**TASK:**
Copy every line of each of the following records word for word.

**MATERIAL PROVIDED:**
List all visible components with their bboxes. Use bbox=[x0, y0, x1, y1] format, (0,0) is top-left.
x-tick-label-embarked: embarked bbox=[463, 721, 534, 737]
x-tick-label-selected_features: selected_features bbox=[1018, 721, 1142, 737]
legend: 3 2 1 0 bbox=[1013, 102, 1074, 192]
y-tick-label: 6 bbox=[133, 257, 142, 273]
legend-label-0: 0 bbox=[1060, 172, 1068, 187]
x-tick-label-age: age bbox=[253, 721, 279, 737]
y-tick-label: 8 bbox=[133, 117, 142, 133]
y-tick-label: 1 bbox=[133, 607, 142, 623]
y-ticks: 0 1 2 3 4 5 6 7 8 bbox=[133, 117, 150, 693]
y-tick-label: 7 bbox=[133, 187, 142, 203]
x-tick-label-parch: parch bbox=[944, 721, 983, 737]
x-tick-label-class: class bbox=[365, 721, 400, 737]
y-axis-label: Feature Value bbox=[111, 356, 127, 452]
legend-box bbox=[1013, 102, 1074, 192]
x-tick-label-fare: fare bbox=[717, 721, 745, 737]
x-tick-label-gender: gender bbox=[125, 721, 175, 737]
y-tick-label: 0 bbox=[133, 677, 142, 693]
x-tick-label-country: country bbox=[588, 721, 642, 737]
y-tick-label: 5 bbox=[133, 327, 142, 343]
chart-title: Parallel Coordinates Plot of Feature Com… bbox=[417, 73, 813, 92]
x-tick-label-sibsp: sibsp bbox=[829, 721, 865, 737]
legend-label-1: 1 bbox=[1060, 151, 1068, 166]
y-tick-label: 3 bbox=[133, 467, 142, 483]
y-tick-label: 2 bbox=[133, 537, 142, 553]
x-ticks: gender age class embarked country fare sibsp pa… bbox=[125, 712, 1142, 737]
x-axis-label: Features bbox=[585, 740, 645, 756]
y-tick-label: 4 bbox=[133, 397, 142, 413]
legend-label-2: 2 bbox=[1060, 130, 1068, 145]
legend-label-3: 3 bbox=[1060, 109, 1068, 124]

**TASK OUTPUT:**
List all visible components with their bboxes. Use bbox=[x0, y0, x1, y1] format, (0,0) is top-left.
x-tick-label-embarked: embarked bbox=[463, 721, 534, 737]
x-tick-label-selected_features: selected_features bbox=[1018, 721, 1142, 737]
legend: 3 2 1 0 bbox=[1013, 102, 1074, 192]
y-tick-label: 6 bbox=[133, 257, 142, 273]
legend-label-0: 0 bbox=[1060, 172, 1068, 187]
x-tick-label-age: age bbox=[253, 721, 279, 737]
y-tick-label: 8 bbox=[133, 117, 142, 133]
y-tick-label: 1 bbox=[133, 607, 142, 623]
y-ticks: 0 1 2 3 4 5 6 7 8 bbox=[133, 117, 150, 693]
y-tick-label: 7 bbox=[133, 187, 142, 203]
x-tick-label-parch: parch bbox=[944, 721, 983, 737]
x-tick-label-class: class bbox=[365, 721, 400, 737]
y-axis-label: Feature Value bbox=[111, 356, 127, 452]
legend-box bbox=[1013, 102, 1074, 192]
x-tick-label-fare: fare bbox=[717, 721, 745, 737]
x-tick-label-gender: gender bbox=[125, 721, 175, 737]
y-tick-label: 0 bbox=[133, 677, 142, 693]
x-tick-label-country: country bbox=[588, 721, 642, 737]
y-tick-label: 5 bbox=[133, 327, 142, 343]
chart-title: Parallel Coordinates Plot of Feature Com… bbox=[417, 73, 813, 92]
x-tick-label-sibsp: sibsp bbox=[829, 721, 865, 737]
legend-label-1: 1 bbox=[1060, 151, 1068, 166]
y-tick-label: 3 bbox=[133, 467, 142, 483]
y-tick-label: 2 bbox=[133, 537, 142, 553]
x-ticks: gender age class embarked country fare sibsp pa… bbox=[125, 712, 1142, 737]
x-axis-label: Features bbox=[585, 740, 645, 756]
y-tick-label: 4 bbox=[133, 397, 142, 413]
legend-label-2: 2 bbox=[1060, 130, 1068, 145]
legend-label-3: 3 bbox=[1060, 109, 1068, 124]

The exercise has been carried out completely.